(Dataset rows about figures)

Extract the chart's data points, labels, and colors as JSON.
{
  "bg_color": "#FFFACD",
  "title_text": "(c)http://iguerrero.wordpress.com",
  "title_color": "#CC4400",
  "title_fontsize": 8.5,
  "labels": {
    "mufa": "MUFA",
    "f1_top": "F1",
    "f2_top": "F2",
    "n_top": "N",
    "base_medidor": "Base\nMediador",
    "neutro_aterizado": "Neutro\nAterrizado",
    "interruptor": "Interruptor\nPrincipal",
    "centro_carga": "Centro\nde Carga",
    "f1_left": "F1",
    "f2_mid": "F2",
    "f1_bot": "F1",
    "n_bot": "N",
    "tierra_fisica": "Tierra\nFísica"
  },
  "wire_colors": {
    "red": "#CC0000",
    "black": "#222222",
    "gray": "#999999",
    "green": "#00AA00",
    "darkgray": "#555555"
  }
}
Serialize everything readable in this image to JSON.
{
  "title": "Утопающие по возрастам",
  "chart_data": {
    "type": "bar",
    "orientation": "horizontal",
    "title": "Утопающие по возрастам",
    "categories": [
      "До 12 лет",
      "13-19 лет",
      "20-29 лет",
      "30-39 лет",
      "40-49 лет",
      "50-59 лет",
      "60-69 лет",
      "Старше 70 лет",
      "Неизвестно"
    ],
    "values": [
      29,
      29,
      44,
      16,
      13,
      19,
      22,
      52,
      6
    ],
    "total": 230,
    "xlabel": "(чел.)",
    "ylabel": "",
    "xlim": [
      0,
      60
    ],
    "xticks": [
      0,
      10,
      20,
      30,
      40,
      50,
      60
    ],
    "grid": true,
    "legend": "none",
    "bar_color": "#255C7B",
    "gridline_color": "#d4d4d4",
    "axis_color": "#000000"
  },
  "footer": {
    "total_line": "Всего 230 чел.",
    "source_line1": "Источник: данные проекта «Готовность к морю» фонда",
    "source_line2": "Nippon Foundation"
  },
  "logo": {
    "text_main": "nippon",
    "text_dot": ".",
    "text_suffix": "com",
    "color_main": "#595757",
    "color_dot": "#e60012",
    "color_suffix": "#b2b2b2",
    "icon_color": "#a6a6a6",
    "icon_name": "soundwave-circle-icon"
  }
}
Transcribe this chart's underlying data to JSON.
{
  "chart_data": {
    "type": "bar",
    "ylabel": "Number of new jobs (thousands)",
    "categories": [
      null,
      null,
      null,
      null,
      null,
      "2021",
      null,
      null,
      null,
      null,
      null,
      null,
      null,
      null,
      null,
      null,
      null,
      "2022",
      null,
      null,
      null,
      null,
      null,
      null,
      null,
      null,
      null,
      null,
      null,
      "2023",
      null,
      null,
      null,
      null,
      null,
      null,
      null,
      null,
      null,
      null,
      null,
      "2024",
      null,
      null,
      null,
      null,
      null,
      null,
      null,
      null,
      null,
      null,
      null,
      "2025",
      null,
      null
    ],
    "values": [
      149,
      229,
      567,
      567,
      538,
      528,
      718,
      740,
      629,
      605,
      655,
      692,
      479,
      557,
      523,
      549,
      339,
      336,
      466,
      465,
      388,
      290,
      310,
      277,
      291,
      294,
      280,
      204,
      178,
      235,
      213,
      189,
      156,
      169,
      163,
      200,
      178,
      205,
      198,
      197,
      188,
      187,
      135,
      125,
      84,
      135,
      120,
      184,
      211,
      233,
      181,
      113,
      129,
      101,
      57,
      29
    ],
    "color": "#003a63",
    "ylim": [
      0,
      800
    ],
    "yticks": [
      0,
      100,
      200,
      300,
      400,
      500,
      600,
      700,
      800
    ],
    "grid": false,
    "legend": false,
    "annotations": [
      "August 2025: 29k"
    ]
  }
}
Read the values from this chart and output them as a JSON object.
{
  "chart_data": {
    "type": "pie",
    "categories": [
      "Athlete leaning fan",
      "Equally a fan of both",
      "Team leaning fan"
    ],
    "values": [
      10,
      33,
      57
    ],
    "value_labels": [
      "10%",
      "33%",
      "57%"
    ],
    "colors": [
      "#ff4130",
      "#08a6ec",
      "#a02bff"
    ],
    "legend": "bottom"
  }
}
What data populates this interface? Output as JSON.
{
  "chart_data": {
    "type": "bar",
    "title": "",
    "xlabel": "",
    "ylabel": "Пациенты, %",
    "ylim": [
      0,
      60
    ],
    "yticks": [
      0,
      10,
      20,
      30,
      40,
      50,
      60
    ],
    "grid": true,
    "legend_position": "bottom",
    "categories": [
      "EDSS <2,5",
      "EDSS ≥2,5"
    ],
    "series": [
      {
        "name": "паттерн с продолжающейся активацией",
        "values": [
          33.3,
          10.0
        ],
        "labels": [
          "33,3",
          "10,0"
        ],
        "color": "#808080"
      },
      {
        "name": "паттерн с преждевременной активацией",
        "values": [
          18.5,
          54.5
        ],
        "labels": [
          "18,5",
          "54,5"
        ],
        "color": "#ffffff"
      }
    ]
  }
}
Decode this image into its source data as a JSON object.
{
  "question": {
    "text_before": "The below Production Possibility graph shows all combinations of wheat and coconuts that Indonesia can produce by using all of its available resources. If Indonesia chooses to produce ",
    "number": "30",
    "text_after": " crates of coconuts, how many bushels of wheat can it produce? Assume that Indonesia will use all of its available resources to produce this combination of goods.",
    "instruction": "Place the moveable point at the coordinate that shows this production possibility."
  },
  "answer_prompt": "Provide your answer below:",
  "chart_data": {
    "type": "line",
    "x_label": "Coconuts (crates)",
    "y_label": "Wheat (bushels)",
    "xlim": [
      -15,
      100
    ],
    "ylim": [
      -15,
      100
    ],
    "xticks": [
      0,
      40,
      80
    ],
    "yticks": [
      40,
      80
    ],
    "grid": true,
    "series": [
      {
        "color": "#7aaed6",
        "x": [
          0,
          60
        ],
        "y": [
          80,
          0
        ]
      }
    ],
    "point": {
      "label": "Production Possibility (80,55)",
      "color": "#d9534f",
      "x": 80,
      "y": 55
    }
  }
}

Task prompt: Each record should come back exactly as written.

Finished exercise:
Extract the chart's data points, labels, and colors as JSON.
{
  "bg_color": "#FFFACD",
  "title_text": "(c)http://iguerrero.wordpress.com",
  "title_color": "#CC4400",
  "title_fontsize": 8.5,
  "labels": {
    "mufa": "MUFA",
    "f1_top": "F1",
    "f2_top": "F2",
    "n_top": "N",
    "base_medidor": "Base\nMediador",
    "neutro_aterizado": "Neutro\nAterrizado",
    "interruptor": "Interruptor\nPrincipal",
    "centro_carga": "Centro\nde Carga",
    "f1_left": "F1",
    "f2_mid": "F2",
    "f1_bot": "F1",
    "n_bot": "N",
    "tierra_fisica": "Tierra\nFísica"
  },
  "wire_colors": {
    "red": "#CC0000",
    "black": "#222222",
    "gray": "#999999",
    "green": "#00AA00",
    "darkgray": "#555555"
  }
}
Serialize everything readable in this image to JSON.
{
  "title": "Утопающие по возрастам",
  "chart_data": {
    "type": "bar",
    "orientation": "horizontal",
    "title": "Утопающие по возрастам",
    "categories": [
      "До 12 лет",
      "13-19 лет",
      "20-29 лет",
      "30-39 лет",
      "40-49 лет",
      "50-59 лет",
      "60-69 лет",
      "Старше 70 лет",
      "Неизвестно"
    ],
    "values": [
      29,
      29,
      44,
      16,
      13,
      19,
      22,
      52,
      6
    ],
    "total": 230,
    "xlabel": "(чел.)",
    "ylabel": "",
    "xlim": [
      0,
      60
    ],
    "xticks": [
      0,
      10,
      20,
      30,
      40,
      50,
      60
    ],
    "grid": true,
    "legend": "none",
    "bar_color": "#255C7B",
    "gridline_color": "#d4d4d4",
    "axis_color": "#000000"
  },
  "footer": {
    "total_line": "Всего 230 чел.",
    "source_line1": "Источник: данные проекта «Готовность к морю» фонда",
    "source_line2": "Nippon Foundation"
  },
  "logo": {
    "text_main": "nippon",
    "text_dot": ".",
    "text_suffix": "com",
    "color_main": "#595757",
    "color_dot": "#e60012",
    "color_suffix": "#b2b2b2",
    "icon_color": "#a6a6a6",
    "icon_name": "soundwave-circle-icon"
  }
}
Transcribe this chart's underlying data to JSON.
{
  "chart_data": {
    "type": "bar",
    "ylabel": "Number of new jobs (thousands)",
    "categories": [
      null,
      null,
      null,
      null,
      null,
      "2021",
      null,
      null,
      null,
      null,
      null,
      null,
      null,
      null,
      null,
      null,
      null,
      "2022",
      null,
      null,
      null,
      null,
      null,
      null,
      null,
      null,
      null,
      null,
      null,
      "2023",
      null,
      null,
      null,
      null,
      null,
      null,
      null,
      null,
      null,
      null,
      null,
      "2024",
      null,
      null,
      null,
      null,
      null,
      null,
      null,
      null,
      null,
      null,
      null,
      "2025",
      null,
      null
    ],
    "values": [
      149,
      229,
      567,
      567,
      538,
      528,
      718,
      740,
      629,
      605,
      655,
      692,
      479,
      557,
      523,
      549,
      339,
      336,
      466,
      465,
      388,
      290,
      310,
      277,
      291,
      294,
      280,
      204,
      178,
      235,
      213,
      189,
      156,
      169,
      163,
      200,
      178,
      205,
      198,
      197,
      188,
      187,
      135,
      125,
      84,
      135,
      120,
      184,
      211,
      233,
      181,
      113,
      129,
      101,
      57,
      29
    ],
    "color": "#003a63",
    "ylim": [
      0,
      800
    ],
    "yticks": [
      0,
      100,
      200,
      300,
      400,
      500,
      600,
      700,
      800
    ],
    "grid": false,
    "legend": false,
    "annotations": [
      "August 2025: 29k"
    ]
  }
}
Read the values from this chart and output them as a JSON object.
{
  "chart_data": {
    "type": "pie",
    "categories": [
      "Athlete leaning fan",
      "Equally a fan of both",
      "Team leaning fan"
    ],
    "values": [
      10,
      33,
      57
    ],
    "value_labels": [
      "10%",
      "33%",
      "57%"
    ],
    "colors": [
      "#ff4130",
      "#08a6ec",
      "#a02bff"
    ],
    "legend": "bottom"
  }
}
What data populates this interface? Output as JSON.
{
  "chart_data": {
    "type": "bar",
    "title": "",
    "xlabel": "",
    "ylabel": "Пациенты, %",
    "ylim": [
      0,
      60
    ],
    "yticks": [
      0,
      10,
      20,
      30,
      40,
      50,
      60
    ],
    "grid": true,
    "legend_position": "bottom",
    "categories": [
      "EDSS <2,5",
      "EDSS ≥2,5"
    ],
    "series": [
      {
        "name": "паттерн с продолжающейся активацией",
        "values": [
          33.3,
          10.0
        ],
        "labels": [
          "33,3",
          "10,0"
        ],
        "color": "#808080"
      },
      {
        "name": "паттерн с преждевременной активацией",
        "values": [
          18.5,
          54.5
        ],
        "labels": [
          "18,5",
          "54,5"
        ],
        "color": "#ffffff"
      }
    ]
  }
}
Decode this image into its source data as a JSON object.
{
  "question": {
    "text_before": "The below Production Possibility graph shows all combinations of wheat and coconuts that Indonesia can produce by using all of its available resources. If Indonesia chooses to produce ",
    "number": "30",
    "text_after": " crates of coconuts, how many bushels of wheat can it produce? Assume that Indonesia will use all of its available resources to produce this combination of goods.",
    "instruction": "Place the moveable point at the coordinate that shows this production possibility."
  },
  "answer_prompt": "Provide your answer below:",
  "chart_data": {
    "type": "line",
    "x_label": "Coconuts (crates)",
    "y_label": "Wheat (bushels)",
    "xlim": [
      -15,
      100
    ],
    "ylim": [
      -15,
      100
    ],
    "xticks": [
      0,
      40,
      80
    ],
    "yticks": [
      40,
      80
    ],
    "grid": true,
    "series": [
      {
        "color": "#7aaed6",
        "x": [
          0,
          60
        ],
        "y": [
          80,
          0
        ]
      }
    ],
    "point": {
      "label": "Production Possibility (80,55)",
      "color": "#d9534f",
      "x": 80,
      "y": 55
    }
  }
}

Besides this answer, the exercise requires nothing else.